DIRECTIVE:
Write out each of the items below line for line, with no changes.

INPUT DATA:
* START *

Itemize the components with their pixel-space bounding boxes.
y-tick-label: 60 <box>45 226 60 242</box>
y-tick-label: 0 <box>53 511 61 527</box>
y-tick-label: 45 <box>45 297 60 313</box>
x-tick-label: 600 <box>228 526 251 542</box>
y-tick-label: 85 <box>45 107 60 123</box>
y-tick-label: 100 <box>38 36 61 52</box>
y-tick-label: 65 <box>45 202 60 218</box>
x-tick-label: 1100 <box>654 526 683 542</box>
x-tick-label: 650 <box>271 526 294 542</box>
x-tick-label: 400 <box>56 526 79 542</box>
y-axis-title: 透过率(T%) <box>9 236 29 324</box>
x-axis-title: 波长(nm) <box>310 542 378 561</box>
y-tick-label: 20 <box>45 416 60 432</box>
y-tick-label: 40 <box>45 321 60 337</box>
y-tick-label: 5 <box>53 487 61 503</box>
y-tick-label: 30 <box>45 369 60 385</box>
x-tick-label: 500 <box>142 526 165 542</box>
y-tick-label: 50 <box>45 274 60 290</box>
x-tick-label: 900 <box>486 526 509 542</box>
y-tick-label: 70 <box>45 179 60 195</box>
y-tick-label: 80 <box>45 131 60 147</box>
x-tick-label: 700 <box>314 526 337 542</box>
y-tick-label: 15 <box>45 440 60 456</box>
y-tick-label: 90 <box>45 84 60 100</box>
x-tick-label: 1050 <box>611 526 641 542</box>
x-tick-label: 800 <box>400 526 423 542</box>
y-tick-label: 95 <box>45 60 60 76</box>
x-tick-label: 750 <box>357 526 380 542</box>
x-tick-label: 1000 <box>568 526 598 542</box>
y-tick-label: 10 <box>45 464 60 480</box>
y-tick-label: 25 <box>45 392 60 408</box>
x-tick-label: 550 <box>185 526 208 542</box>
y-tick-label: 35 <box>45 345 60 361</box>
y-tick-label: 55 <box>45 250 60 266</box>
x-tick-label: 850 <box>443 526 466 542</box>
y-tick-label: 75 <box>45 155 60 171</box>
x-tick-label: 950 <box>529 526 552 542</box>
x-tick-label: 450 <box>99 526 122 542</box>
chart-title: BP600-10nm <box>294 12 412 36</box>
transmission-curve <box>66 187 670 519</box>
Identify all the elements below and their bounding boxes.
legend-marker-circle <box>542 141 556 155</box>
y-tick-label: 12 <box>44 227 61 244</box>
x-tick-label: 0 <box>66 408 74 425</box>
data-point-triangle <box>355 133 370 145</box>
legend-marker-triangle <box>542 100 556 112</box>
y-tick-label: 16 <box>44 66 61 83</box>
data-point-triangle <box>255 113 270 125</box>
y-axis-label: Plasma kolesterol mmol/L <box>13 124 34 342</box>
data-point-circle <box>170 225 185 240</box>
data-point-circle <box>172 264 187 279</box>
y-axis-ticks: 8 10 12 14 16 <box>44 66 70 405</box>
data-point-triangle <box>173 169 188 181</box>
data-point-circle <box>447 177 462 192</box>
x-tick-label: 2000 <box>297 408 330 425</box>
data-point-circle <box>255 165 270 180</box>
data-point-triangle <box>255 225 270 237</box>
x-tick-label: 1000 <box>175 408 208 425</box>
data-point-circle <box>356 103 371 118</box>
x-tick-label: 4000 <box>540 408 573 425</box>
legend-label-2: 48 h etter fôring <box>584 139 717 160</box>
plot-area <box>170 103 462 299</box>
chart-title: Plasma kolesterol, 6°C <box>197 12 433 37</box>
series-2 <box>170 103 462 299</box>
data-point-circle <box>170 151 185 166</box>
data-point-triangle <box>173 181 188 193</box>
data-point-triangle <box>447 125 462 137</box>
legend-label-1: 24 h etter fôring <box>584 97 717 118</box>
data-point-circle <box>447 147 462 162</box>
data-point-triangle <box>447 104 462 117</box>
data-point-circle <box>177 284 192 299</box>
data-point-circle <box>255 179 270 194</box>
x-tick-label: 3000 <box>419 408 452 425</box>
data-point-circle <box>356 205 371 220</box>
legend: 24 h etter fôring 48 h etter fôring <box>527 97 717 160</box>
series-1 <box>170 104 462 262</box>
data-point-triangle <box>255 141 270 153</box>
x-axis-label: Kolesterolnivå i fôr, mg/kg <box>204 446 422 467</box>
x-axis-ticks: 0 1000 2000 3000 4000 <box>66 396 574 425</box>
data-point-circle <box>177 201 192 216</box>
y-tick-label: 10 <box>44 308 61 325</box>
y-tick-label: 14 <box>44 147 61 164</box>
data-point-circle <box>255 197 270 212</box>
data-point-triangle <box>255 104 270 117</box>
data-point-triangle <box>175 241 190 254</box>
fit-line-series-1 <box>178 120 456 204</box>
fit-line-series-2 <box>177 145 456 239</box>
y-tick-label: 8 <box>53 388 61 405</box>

* END *

TASK ANSWER:
Itemize the components with their pixel-space bounding boxes.
y-tick-label: 60 <box>45 226 60 242</box>
y-tick-label: 0 <box>53 511 61 527</box>
y-tick-label: 45 <box>45 297 60 313</box>
x-tick-label: 600 <box>228 526 251 542</box>
y-tick-label: 85 <box>45 107 60 123</box>
y-tick-label: 100 <box>38 36 61 52</box>
y-tick-label: 65 <box>45 202 60 218</box>
x-tick-label: 1100 <box>654 526 683 542</box>
x-tick-label: 650 <box>271 526 294 542</box>
x-tick-label: 400 <box>56 526 79 542</box>
y-axis-title: 透过率(T%) <box>9 236 29 324</box>
x-axis-title: 波长(nm) <box>310 542 378 561</box>
y-tick-label: 20 <box>45 416 60 432</box>
y-tick-label: 40 <box>45 321 60 337</box>
y-tick-label: 5 <box>53 487 61 503</box>
y-tick-label: 30 <box>45 369 60 385</box>
x-tick-label: 500 <box>142 526 165 542</box>
y-tick-label: 50 <box>45 274 60 290</box>
x-tick-label: 900 <box>486 526 509 542</box>
y-tick-label: 70 <box>45 179 60 195</box>
y-tick-label: 80 <box>45 131 60 147</box>
x-tick-label: 700 <box>314 526 337 542</box>
y-tick-label: 15 <box>45 440 60 456</box>
y-tick-label: 90 <box>45 84 60 100</box>
x-tick-label: 1050 <box>611 526 641 542</box>
x-tick-label: 800 <box>400 526 423 542</box>
y-tick-label: 95 <box>45 60 60 76</box>
x-tick-label: 750 <box>357 526 380 542</box>
x-tick-label: 1000 <box>568 526 598 542</box>
y-tick-label: 10 <box>45 464 60 480</box>
y-tick-label: 25 <box>45 392 60 408</box>
x-tick-label: 550 <box>185 526 208 542</box>
y-tick-label: 35 <box>45 345 60 361</box>
y-tick-label: 55 <box>45 250 60 266</box>
x-tick-label: 850 <box>443 526 466 542</box>
y-tick-label: 75 <box>45 155 60 171</box>
x-tick-label: 950 <box>529 526 552 542</box>
x-tick-label: 450 <box>99 526 122 542</box>
chart-title: BP600-10nm <box>294 12 412 36</box>
transmission-curve <box>66 187 670 519</box>
Identify all the elements below and their bounding boxes.
legend-marker-circle <box>542 141 556 155</box>
y-tick-label: 12 <box>44 227 61 244</box>
x-tick-label: 0 <box>66 408 74 425</box>
data-point-triangle <box>355 133 370 145</box>
legend-marker-triangle <box>542 100 556 112</box>
y-tick-label: 16 <box>44 66 61 83</box>
data-point-triangle <box>255 113 270 125</box>
y-axis-label: Plasma kolesterol mmol/L <box>13 124 34 342</box>
data-point-circle <box>170 225 185 240</box>
data-point-circle <box>172 264 187 279</box>
y-axis-ticks: 8 10 12 14 16 <box>44 66 70 405</box>
data-point-triangle <box>173 169 188 181</box>
data-point-circle <box>447 177 462 192</box>
x-tick-label: 2000 <box>297 408 330 425</box>
data-point-circle <box>255 165 270 180</box>
data-point-triangle <box>255 225 270 237</box>
x-tick-label: 1000 <box>175 408 208 425</box>
data-point-circle <box>356 103 371 118</box>
x-tick-label: 4000 <box>540 408 573 425</box>
legend-label-2: 48 h etter fôring <box>584 139 717 160</box>
plot-area <box>170 103 462 299</box>
chart-title: Plasma kolesterol, 6°C <box>197 12 433 37</box>
series-2 <box>170 103 462 299</box>
data-point-circle <box>170 151 185 166</box>
data-point-triangle <box>173 181 188 193</box>
data-point-triangle <box>447 125 462 137</box>
legend-label-1: 24 h etter fôring <box>584 97 717 118</box>
data-point-circle <box>447 147 462 162</box>
data-point-triangle <box>447 104 462 117</box>
data-point-circle <box>177 284 192 299</box>
data-point-circle <box>255 179 270 194</box>
x-tick-label: 3000 <box>419 408 452 425</box>
data-point-circle <box>356 205 371 220</box>
legend: 24 h etter fôring 48 h etter fôring <box>527 97 717 160</box>
series-1 <box>170 104 462 262</box>
data-point-triangle <box>255 141 270 153</box>
x-axis-label: Kolesterolnivå i fôr, mg/kg <box>204 446 422 467</box>
x-axis-ticks: 0 1000 2000 3000 4000 <box>66 396 574 425</box>
data-point-circle <box>177 201 192 216</box>
y-tick-label: 10 <box>44 308 61 325</box>
y-tick-label: 14 <box>44 147 61 164</box>
data-point-circle <box>255 197 270 212</box>
data-point-triangle <box>255 104 270 117</box>
data-point-triangle <box>175 241 190 254</box>
fit-line-series-1 <box>178 120 456 204</box>
fit-line-series-2 <box>177 145 456 239</box>
y-tick-label: 8 <box>53 388 61 405</box>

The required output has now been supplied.